What this task involves.
Write out the material exactly, leaving every picture behind.

Stored data

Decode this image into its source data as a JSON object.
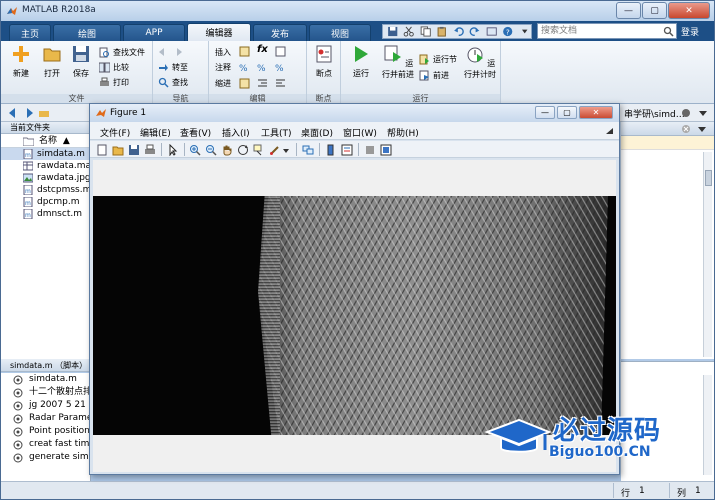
{
  "window": {
    "title": "MATLAB R2018a",
    "min": "—",
    "max": "▢",
    "close": "✕"
  },
  "tabs": [
    {
      "label": "主页",
      "active": false
    },
    {
      "label": "绘图",
      "active": false
    },
    {
      "label": "APP",
      "active": false
    },
    {
      "label": "编辑器",
      "active": true
    },
    {
      "label": "发布",
      "active": false
    },
    {
      "label": "视图",
      "active": false
    }
  ],
  "search": {
    "placeholder": "搜索文档"
  },
  "login_label": "登录",
  "ribbon": {
    "file": {
      "group_label": "文件",
      "new": "新建",
      "open": "打开",
      "save": "保存",
      "find_files": "查找文件",
      "compare": "比较",
      "print": "打印"
    },
    "navigate": {
      "group_label": "导航",
      "goto": "转至",
      "find": "查找"
    },
    "edit": {
      "group_label": "编辑",
      "insert": "插入",
      "comment": "注释",
      "indent": "缩进"
    },
    "breakpoints": {
      "group_label": "断点",
      "breakpoint": "断点"
    },
    "run": {
      "group_label": "运行",
      "run": "运行",
      "run_advance": "运行并前进",
      "run_section": "运行节",
      "advance": "前进",
      "run_time": "运行并计时"
    }
  },
  "address": {
    "path_tail": "串学研\\simd…"
  },
  "current_folder": {
    "header": "当前文件夹",
    "col_name": "名称",
    "files": [
      {
        "name": "simdata.m",
        "type": "m",
        "selected": true
      },
      {
        "name": "rawdata.mat",
        "type": "mat",
        "selected": false
      },
      {
        "name": "rawdata.jpg",
        "type": "jpg",
        "selected": false
      },
      {
        "name": "dstcpmss.m",
        "type": "m",
        "selected": false
      },
      {
        "name": "dpcmp.m",
        "type": "m",
        "selected": false
      },
      {
        "name": "dmnsct.m",
        "type": "m",
        "selected": false
      }
    ]
  },
  "details": {
    "header": "simdata.m （脚本）",
    "items": [
      "simdata.m",
      "十二个散射点排",
      "jg 2007 5 21",
      "Radar Parame",
      "Point position",
      "creat fast time",
      "generate simu"
    ]
  },
  "figure": {
    "title": "Figure 1",
    "min": "—",
    "max": "▢",
    "close": "✕",
    "menus": [
      "文件(F)",
      "编辑(E)",
      "查看(V)",
      "插入(I)",
      "工具(T)",
      "桌面(D)",
      "窗口(W)",
      "帮助(H)"
    ]
  },
  "status": {
    "row_label": "行",
    "row_value": "1",
    "col_label": "列",
    "col_value": "1"
  },
  "watermark": {
    "big": "必过源码",
    "small": "Biguo100.CN"
  },
  "colors": {
    "tabbar": "#1d4f86",
    "accent": "#1f67c9",
    "selection": "#c9d9ee"
  }
}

Output for this task.
Decode this image into its source data as a JSON object.
{
  "window": {
    "title": "MATLAB R2018a",
    "min": "—",
    "max": "▢",
    "close": "✕"
  },
  "tabs": [
    {
      "label": "主页",
      "active": false
    },
    {
      "label": "绘图",
      "active": false
    },
    {
      "label": "APP",
      "active": false
    },
    {
      "label": "编辑器",
      "active": true
    },
    {
      "label": "发布",
      "active": false
    },
    {
      "label": "视图",
      "active": false
    }
  ],
  "search": {
    "placeholder": "搜索文档"
  },
  "login_label": "登录",
  "ribbon": {
    "file": {
      "group_label": "文件",
      "new": "新建",
      "open": "打开",
      "save": "保存",
      "find_files": "查找文件",
      "compare": "比较",
      "print": "打印"
    },
    "navigate": {
      "group_label": "导航",
      "goto": "转至",
      "find": "查找"
    },
    "edit": {
      "group_label": "编辑",
      "insert": "插入",
      "comment": "注释",
      "indent": "缩进"
    },
    "breakpoints": {
      "group_label": "断点",
      "breakpoint": "断点"
    },
    "run": {
      "group_label": "运行",
      "run": "运行",
      "run_advance": "运行并前进",
      "run_section": "运行节",
      "advance": "前进",
      "run_time": "运行并计时"
    }
  },
  "address": {
    "path_tail": "串学研\\simd…"
  },
  "current_folder": {
    "header": "当前文件夹",
    "col_name": "名称",
    "files": [
      {
        "name": "simdata.m",
        "type": "m",
        "selected": true
      },
      {
        "name": "rawdata.mat",
        "type": "mat",
        "selected": false
      },
      {
        "name": "rawdata.jpg",
        "type": "jpg",
        "selected": false
      },
      {
        "name": "dstcpmss.m",
        "type": "m",
        "selected": false
      },
      {
        "name": "dpcmp.m",
        "type": "m",
        "selected": false
      },
      {
        "name": "dmnsct.m",
        "type": "m",
        "selected": false
      }
    ]
  },
  "details": {
    "header": "simdata.m （脚本）",
    "items": [
      "simdata.m",
      "十二个散射点排",
      "jg 2007 5 21",
      "Radar Parame",
      "Point position",
      "creat fast time",
      "generate simu"
    ]
  },
  "figure": {
    "title": "Figure 1",
    "min": "—",
    "max": "▢",
    "close": "✕",
    "menus": [
      "文件(F)",
      "编辑(E)",
      "查看(V)",
      "插入(I)",
      "工具(T)",
      "桌面(D)",
      "窗口(W)",
      "帮助(H)"
    ]
  },
  "status": {
    "row_label": "行",
    "row_value": "1",
    "col_label": "列",
    "col_value": "1"
  },
  "watermark": {
    "big": "必过源码",
    "small": "Biguo100.CN"
  },
  "colors": {
    "tabbar": "#1d4f86",
    "accent": "#1f67c9",
    "selection": "#c9d9ee"
  }
}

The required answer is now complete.